Your objective = Please copy every line of the records below that holds the word "panel".

Source records =
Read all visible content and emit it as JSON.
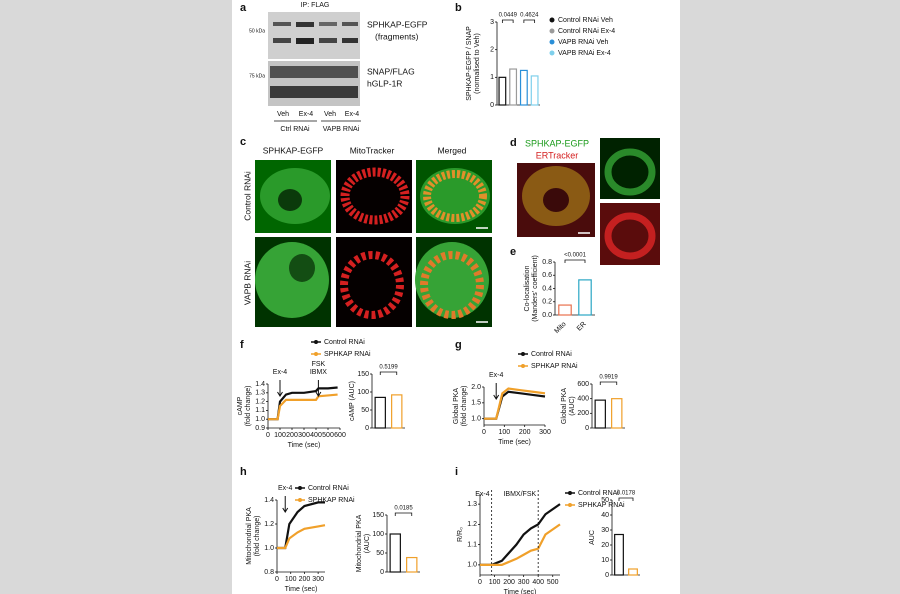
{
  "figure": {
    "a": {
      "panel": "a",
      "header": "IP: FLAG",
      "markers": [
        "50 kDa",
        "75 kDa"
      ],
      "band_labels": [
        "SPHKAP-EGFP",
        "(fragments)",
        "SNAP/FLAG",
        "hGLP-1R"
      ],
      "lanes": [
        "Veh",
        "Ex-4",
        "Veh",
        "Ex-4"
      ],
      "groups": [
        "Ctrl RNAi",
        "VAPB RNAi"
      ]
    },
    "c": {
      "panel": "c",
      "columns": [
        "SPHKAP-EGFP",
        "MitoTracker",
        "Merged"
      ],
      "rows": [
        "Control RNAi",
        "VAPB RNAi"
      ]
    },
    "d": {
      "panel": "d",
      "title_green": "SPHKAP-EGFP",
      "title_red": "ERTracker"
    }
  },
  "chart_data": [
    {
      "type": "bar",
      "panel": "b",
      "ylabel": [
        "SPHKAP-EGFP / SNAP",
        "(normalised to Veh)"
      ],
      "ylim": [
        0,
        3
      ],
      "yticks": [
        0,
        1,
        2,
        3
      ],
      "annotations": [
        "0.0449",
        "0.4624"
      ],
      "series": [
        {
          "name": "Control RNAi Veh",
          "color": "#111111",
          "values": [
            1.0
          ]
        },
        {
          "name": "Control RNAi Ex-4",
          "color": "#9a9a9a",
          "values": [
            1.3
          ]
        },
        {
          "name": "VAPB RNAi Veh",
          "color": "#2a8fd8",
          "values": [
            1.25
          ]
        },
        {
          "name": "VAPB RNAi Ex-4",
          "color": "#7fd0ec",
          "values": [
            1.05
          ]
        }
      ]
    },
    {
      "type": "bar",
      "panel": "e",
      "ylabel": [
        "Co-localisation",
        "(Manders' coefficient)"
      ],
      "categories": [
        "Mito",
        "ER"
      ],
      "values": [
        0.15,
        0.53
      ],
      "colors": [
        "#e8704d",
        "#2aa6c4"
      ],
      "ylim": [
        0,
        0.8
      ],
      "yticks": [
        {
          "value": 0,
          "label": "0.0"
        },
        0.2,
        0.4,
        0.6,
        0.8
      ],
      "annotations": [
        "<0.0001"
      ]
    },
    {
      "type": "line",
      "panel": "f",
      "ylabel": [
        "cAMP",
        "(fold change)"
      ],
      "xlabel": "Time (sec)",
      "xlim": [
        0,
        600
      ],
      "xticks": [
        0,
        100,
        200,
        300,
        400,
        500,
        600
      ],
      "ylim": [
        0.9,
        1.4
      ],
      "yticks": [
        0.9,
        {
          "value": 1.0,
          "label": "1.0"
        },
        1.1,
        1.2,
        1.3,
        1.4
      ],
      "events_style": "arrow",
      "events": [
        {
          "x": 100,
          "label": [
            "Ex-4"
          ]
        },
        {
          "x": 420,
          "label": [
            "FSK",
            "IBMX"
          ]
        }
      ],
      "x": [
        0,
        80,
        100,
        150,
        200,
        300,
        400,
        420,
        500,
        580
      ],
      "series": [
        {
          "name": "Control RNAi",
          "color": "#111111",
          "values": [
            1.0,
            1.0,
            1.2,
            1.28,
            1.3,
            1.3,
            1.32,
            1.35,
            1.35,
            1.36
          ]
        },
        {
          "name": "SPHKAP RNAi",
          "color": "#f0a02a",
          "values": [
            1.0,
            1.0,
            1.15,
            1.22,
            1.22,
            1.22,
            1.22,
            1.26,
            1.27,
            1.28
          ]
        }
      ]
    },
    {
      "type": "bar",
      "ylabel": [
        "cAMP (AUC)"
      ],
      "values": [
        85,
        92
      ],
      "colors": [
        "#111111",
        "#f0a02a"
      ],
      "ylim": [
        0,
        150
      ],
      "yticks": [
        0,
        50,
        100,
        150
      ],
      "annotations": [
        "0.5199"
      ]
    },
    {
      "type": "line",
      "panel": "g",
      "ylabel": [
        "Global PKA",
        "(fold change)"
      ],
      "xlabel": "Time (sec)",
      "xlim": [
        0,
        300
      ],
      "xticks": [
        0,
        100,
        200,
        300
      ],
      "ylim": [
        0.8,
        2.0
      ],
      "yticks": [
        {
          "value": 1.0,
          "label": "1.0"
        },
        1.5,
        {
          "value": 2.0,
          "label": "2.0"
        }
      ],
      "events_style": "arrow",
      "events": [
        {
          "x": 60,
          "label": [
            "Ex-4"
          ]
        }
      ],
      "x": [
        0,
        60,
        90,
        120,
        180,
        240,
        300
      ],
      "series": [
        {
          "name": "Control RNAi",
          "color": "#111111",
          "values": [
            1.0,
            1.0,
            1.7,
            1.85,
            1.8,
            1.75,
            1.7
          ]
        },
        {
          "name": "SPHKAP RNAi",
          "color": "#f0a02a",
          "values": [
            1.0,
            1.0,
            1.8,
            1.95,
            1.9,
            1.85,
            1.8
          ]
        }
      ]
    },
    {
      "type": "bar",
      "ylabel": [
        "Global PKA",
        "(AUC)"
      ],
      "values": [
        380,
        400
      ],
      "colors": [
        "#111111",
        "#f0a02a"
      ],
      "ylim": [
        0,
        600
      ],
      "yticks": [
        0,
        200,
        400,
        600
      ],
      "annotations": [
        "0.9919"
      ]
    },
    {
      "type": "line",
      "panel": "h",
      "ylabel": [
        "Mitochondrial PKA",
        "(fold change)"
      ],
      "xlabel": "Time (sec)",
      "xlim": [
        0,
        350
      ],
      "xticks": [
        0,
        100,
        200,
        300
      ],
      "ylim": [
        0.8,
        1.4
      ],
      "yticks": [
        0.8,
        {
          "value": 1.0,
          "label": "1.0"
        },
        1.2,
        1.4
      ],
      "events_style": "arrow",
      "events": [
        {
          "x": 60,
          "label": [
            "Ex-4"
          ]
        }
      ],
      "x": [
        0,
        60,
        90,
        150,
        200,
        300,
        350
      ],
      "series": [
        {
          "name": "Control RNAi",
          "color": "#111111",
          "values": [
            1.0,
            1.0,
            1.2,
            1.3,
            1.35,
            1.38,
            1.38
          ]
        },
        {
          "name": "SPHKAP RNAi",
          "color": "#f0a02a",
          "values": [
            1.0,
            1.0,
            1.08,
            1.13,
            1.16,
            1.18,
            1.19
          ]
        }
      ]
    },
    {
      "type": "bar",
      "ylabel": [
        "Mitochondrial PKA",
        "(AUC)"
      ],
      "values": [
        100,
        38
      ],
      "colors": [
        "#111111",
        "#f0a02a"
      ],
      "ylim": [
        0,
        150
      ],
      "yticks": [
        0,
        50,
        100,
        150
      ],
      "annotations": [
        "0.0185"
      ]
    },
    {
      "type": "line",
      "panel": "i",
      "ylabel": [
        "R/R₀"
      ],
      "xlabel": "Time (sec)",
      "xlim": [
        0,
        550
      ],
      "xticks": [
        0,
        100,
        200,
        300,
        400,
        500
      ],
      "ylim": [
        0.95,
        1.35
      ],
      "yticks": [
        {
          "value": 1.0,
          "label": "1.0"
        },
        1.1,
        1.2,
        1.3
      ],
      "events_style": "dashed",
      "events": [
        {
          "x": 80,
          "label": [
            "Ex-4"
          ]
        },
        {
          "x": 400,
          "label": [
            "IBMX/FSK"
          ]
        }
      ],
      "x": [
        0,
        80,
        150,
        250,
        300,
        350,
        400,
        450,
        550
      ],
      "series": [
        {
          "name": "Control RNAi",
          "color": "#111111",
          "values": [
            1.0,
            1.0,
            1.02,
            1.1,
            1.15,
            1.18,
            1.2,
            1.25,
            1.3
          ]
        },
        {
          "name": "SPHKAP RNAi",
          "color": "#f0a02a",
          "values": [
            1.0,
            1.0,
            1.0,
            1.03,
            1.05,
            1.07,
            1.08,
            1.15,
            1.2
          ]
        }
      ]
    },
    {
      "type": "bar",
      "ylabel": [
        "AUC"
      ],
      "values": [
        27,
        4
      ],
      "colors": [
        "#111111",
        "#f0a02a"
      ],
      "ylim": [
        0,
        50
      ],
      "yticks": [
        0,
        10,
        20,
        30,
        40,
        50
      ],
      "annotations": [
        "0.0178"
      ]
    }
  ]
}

Correct output =
      "panel": "a",
      "panel": "c",
      "panel": "d",
      "panel": "b",
      "panel": "e",
      "panel": "f",
      "panel": "g",
      "panel": "h",
      "panel": "i",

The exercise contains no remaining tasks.